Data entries
•••

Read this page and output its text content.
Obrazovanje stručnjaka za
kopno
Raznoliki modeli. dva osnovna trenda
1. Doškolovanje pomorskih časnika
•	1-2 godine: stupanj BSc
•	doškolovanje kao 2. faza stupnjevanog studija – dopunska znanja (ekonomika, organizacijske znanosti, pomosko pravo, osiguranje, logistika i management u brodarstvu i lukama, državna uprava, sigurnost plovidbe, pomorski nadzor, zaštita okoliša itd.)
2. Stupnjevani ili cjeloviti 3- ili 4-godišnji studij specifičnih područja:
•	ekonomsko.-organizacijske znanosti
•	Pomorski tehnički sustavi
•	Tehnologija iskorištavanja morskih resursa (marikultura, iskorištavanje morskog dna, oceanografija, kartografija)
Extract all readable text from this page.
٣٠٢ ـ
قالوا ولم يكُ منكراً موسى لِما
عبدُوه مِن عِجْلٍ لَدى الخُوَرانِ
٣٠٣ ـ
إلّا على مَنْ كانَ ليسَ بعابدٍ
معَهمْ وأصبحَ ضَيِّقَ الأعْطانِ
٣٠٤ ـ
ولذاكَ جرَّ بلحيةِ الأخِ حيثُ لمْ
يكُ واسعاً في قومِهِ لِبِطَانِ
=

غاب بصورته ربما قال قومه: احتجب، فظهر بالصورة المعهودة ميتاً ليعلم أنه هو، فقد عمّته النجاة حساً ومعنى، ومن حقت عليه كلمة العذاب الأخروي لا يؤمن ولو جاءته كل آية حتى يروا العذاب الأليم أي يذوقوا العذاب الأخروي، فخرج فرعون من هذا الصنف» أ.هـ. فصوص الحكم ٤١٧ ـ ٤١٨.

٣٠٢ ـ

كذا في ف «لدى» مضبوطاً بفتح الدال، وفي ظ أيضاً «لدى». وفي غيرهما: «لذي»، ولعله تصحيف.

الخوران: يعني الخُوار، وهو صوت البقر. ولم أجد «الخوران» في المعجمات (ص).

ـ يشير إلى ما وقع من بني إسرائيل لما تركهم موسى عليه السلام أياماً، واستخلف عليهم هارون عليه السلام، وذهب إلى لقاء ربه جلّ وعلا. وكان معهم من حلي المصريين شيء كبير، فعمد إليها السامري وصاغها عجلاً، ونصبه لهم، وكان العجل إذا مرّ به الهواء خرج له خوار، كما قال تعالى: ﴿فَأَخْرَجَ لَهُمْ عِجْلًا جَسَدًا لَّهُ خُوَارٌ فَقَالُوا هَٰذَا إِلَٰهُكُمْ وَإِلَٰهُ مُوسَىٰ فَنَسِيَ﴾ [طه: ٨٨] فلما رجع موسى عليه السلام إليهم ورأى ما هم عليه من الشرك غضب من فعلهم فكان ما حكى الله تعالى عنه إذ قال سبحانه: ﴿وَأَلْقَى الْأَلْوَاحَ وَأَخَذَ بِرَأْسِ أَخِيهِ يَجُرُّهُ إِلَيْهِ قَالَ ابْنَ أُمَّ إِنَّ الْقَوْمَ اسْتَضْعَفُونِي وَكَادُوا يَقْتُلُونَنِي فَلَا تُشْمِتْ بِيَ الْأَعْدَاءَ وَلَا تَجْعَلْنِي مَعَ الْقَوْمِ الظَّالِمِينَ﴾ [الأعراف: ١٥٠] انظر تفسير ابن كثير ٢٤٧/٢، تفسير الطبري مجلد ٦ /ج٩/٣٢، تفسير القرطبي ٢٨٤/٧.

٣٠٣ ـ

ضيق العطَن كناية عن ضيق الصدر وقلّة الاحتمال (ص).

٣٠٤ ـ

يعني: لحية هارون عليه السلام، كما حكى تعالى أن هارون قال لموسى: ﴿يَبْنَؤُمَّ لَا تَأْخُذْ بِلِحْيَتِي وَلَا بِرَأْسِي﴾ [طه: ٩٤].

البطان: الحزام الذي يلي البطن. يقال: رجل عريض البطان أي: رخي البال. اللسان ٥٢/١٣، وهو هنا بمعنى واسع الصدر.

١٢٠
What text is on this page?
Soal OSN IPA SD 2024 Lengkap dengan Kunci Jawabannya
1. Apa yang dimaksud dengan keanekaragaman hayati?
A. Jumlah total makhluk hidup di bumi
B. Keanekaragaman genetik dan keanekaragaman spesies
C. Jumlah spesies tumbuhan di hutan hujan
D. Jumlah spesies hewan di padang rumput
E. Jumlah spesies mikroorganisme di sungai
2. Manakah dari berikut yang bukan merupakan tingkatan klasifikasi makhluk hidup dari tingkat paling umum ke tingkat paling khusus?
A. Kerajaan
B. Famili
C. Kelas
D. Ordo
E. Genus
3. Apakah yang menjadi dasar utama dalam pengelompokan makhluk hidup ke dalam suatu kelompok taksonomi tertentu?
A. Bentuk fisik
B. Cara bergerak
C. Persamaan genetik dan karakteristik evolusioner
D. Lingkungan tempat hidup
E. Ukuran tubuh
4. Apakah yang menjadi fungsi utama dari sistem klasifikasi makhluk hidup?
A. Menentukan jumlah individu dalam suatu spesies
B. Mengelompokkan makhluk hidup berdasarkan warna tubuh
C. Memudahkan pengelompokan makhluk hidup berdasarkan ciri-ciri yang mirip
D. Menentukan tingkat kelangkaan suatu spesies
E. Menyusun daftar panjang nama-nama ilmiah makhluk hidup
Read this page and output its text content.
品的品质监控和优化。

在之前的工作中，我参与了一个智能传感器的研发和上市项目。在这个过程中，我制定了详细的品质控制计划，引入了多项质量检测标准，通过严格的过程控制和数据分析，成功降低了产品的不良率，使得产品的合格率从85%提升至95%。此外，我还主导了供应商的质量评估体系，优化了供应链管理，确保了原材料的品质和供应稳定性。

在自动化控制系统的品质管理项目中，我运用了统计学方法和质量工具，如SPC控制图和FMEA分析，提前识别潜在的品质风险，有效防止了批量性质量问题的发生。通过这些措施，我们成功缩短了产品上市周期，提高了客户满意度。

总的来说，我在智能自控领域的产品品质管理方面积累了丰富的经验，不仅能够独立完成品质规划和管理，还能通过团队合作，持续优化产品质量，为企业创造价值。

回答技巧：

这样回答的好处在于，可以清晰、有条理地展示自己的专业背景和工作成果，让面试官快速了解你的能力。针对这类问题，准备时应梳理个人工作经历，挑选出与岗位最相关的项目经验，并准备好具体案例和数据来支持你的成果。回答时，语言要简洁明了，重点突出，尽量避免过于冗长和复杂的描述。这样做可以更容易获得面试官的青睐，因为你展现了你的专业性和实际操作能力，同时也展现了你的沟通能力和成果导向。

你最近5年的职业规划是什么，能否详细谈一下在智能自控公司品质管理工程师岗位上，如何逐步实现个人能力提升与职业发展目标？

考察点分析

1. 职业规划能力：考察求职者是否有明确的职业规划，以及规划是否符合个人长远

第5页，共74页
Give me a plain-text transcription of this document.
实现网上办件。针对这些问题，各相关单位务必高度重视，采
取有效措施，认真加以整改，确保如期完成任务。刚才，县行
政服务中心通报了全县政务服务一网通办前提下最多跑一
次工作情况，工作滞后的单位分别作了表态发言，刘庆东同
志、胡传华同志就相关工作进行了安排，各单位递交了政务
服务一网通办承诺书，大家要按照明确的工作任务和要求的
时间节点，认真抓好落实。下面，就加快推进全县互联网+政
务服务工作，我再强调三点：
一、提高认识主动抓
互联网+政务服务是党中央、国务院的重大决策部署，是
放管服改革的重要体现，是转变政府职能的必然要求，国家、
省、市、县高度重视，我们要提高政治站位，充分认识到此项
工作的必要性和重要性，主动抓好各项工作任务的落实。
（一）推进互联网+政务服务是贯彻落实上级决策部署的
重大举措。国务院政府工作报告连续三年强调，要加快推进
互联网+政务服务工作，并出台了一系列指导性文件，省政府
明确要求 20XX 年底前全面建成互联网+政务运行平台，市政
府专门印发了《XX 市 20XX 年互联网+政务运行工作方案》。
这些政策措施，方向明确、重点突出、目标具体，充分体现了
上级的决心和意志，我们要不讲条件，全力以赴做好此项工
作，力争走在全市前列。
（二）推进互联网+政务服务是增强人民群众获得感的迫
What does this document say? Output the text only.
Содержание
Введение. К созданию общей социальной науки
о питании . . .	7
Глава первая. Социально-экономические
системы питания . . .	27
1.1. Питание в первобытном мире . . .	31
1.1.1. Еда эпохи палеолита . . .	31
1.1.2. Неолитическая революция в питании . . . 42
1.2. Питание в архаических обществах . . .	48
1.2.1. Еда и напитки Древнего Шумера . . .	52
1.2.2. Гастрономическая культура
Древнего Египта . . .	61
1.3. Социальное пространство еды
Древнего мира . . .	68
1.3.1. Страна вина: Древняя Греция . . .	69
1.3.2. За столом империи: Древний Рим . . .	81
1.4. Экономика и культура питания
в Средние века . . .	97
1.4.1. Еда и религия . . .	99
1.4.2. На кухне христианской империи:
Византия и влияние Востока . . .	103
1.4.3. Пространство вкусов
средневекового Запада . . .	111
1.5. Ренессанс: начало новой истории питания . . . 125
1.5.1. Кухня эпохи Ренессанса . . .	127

•••

Locate the word "重点突出" in the data above. Copy every line carrying it.

* **Output of the exercise**:
这样回答的好处在于，可以清晰、有条理地展示自己的专业背景和工作成果，让面试官快速了解你的能力。针对这类问题，准备时应梳理个人工作经历，挑选出与岗位最相关的项目经验，并准备好具体案例和数据来支持你的成果。回答时，语言要简洁明了，重点突出，尽量避免过于冗长和复杂的描述。这样做可以更容易获得面试官的青睐，因为你展现了你的专业性和实际操作能力，同时也展现了你的沟通能力和成果导向。
这些政策措施，方向明确、重点突出、目标具体，充分体现了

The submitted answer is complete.